Reflexões sobre o luto

“Em busca do tempo perdido”

“Em busca do tempo perdido”

- A procura no processo de luto

 

Este quer ser um texto sobre a fome imensa de procurar o que se perde. Quem se perde. E o para quê da procura. E quando. E como. E o sossego de parar.

Este quer ser um texto para retirar a crítica que se faz a quem está em luto “tens de mudar o quarto, já passaram uns meses”, “ela só fala dele… já cansa”, “parece que agora só quer fazer como o irmão fazia”.

 

 

Quando perdemos a carteira o que fazemos? Procuramos, perguntamos, vemos de novo, procuramos melhor. Mais e mais. Uma outra vez. No meio gerimos a ânsia de encontrar e o medo do que pode ter acontecido. Imaginamos os problemas que virão...

Procurar o que se perde é o movimento natural, e esperado.

Procurar quem se perde é também isso. Um movimento cheio de caminhos: uns mais pelo comportamento, outros mais internos e escondidos com o que se pensa e sente, outros ainda mais disfarçados pelo corpo que dá pistas teimosas e nos causa “incómodo”.

Por isso, há os que procuram contando histórias, os que procuram revisitando lugares e hábitos, os que procuram mantendo objetos e móveis e roupas, os que procuram pensando, ruminando, revendo, questionado. Os que procuram imitando. Os que procuram mantendo a rotina como se ninguém ali faltasse. Os que procuram o tempo, o passado e a vontade de o ver ser ainda presente.

A memória e a procura andam de mãos dadas: procura-se porque a memória não chega ou nem se suporta; procura-se porque se quer encontrar; procura-se, porque a mentalização da realidade da perda não se faz num dia. Num momento. Num ritual. Vai-se fazendo… a cada procura que não encontra o que quer. É nesse barco que estão as pessoas em luto, cada uma no seu tempo. Um barco que oscila, que pode tremer, que segue na maré da fantasia e terá de regressar a terra.

E que importante é esse barco. Essa procura é que abre espaço à realidade que se vai acomodando para não ser demasiado bruta e rápida.

Então como será dizer a alguém que procura, o que precisa desesperadamente de encontrar, para parar? Desistimos do que precisamos? Como será impedir de procurar? Que duro será. E que falta de sintonia existe quando pedimos o que parece impossível.

Se referia, há pouco, a importância desta procura na mentalização da realidade da perda refiro, agora, a importância da procura na manutenção da relação com a pessoa perdida. Sim… é uma forma de a manter perto. O possível. Não o desejado, mas o possível, o que ainda faz acordar ou caminhar. E, nessa manutenção da relação, podemos criar pontes mais concrectas (manter objectos, inalterar o quarto, visitar o cemitério para se sentir fisicamente perto) ou mais simbólicas (pensar, imaginar um abraço, uma conversa, repetir uma receita, sentir-se protegido…).

****

> _Pedido escrito 1_
Cita sem alterações as linhas dos registos que vão da linha com "362, 96, 390]" até ao fim dos registos, incluindo ambas. Deixa as imagens de fora da resposta.
Os registos que se seguem não têm qualquer relação com o texto sobre o luto.

Listagens de elementos anotados
****

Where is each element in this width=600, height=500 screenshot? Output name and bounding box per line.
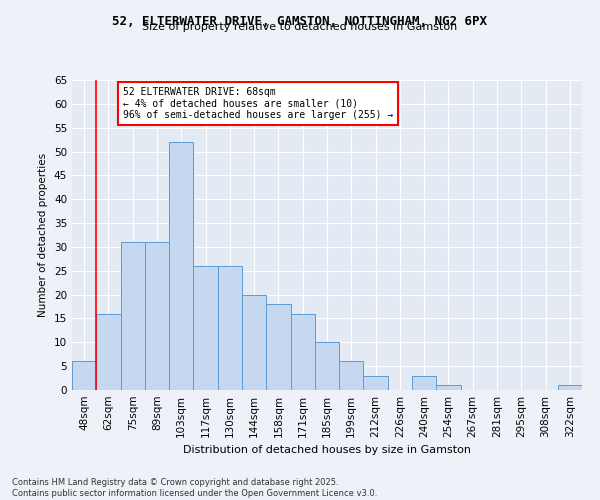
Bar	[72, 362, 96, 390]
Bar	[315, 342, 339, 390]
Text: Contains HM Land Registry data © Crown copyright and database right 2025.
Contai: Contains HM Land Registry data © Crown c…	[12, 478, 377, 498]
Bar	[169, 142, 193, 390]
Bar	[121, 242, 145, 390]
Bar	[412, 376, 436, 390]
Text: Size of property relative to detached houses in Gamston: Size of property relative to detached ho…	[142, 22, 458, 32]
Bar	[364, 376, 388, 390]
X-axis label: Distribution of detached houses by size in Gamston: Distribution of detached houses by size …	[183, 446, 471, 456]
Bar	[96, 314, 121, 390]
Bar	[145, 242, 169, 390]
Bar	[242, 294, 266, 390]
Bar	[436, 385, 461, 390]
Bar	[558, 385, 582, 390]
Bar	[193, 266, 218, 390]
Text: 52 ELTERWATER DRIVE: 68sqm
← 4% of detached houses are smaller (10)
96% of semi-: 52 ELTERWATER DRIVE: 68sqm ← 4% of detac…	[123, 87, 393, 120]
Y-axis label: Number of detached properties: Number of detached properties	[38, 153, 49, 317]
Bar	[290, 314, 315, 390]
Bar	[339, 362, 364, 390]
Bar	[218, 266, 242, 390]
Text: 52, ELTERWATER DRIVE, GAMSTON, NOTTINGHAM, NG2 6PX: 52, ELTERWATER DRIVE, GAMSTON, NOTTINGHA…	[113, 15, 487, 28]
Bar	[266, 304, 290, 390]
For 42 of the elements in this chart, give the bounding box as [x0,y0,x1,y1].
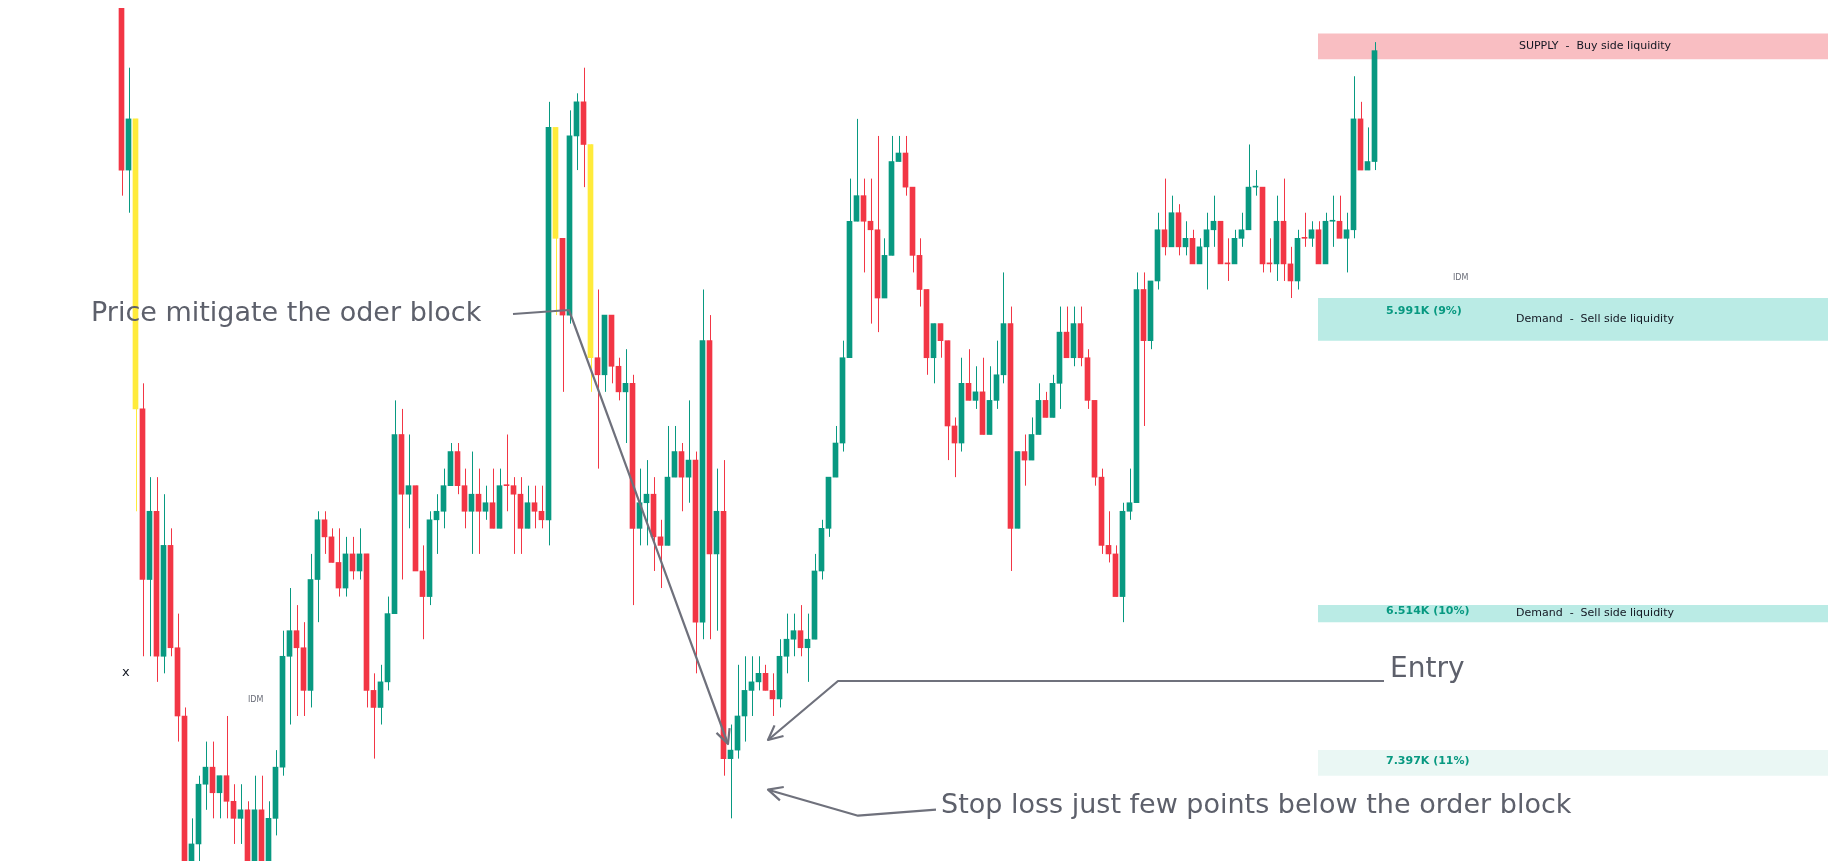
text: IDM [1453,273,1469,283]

****

> _Pedido escrito 2_
Resume o texto sobre o luto em duas frases.

> _Resolução do exercício 1_
Bar	[72, 362, 96, 390]
Bar	[315, 342, 339, 390]
Text: Contains HM Land Registry data © Crown copyright and database right 2025.
Contai: Contains HM Land Registry data © Crown c…	[12, 478, 377, 498]
Bar	[169, 142, 193, 390]
Bar	[121, 242, 145, 390]
Bar	[412, 376, 436, 390]
Text: Size of property relative to detached houses in Gamston: Size of property relative to detached ho…	[142, 22, 458, 32]
Bar	[364, 376, 388, 390]
X-axis label: Distribution of detached houses by size in Gamston: Distribution of detached houses by size …	[183, 446, 471, 456]
Bar	[96, 314, 121, 390]
Bar	[145, 242, 169, 390]
Bar	[242, 294, 266, 390]
Bar	[436, 385, 461, 390]
Bar	[558, 385, 582, 390]
Bar	[193, 266, 218, 390]
Text: 52 ELTERWATER DRIVE: 68sqm
← 4% of detached houses are smaller (10)
96% of semi-: 52 ELTERWATER DRIVE: 68sqm ← 4% of detac…	[123, 87, 393, 120]
Y-axis label: Number of detached properties: Number of detached properties	[38, 153, 49, 317]
Bar	[290, 314, 315, 390]
Bar	[339, 362, 364, 390]
Bar	[218, 266, 242, 390]
Text: 52, ELTERWATER DRIVE, GAMSTON, NOTTINGHAM, NG2 6PX: 52, ELTERWATER DRIVE, GAMSTON, NOTTINGHA…	[113, 15, 487, 28]
Bar	[266, 304, 290, 390]
For 42 of the elements in this chart, give the bounding box as [x0,y0,x1,y1].
text: IDM [1453,273,1469,283]

> _Resolução do exercício 2_
Procurar quem se perde é um movimento natural, que pode passar por contar histórias, revisitar lugares, manter objetos, imitar ou manter a rotina. Essa procura permite que a realidade da perda se vá acomodando aos poucos e mantém perto a relação com a pessoa perdida, pelo que pedir a alguém em luto que pare de procurar revela falta de sintonia.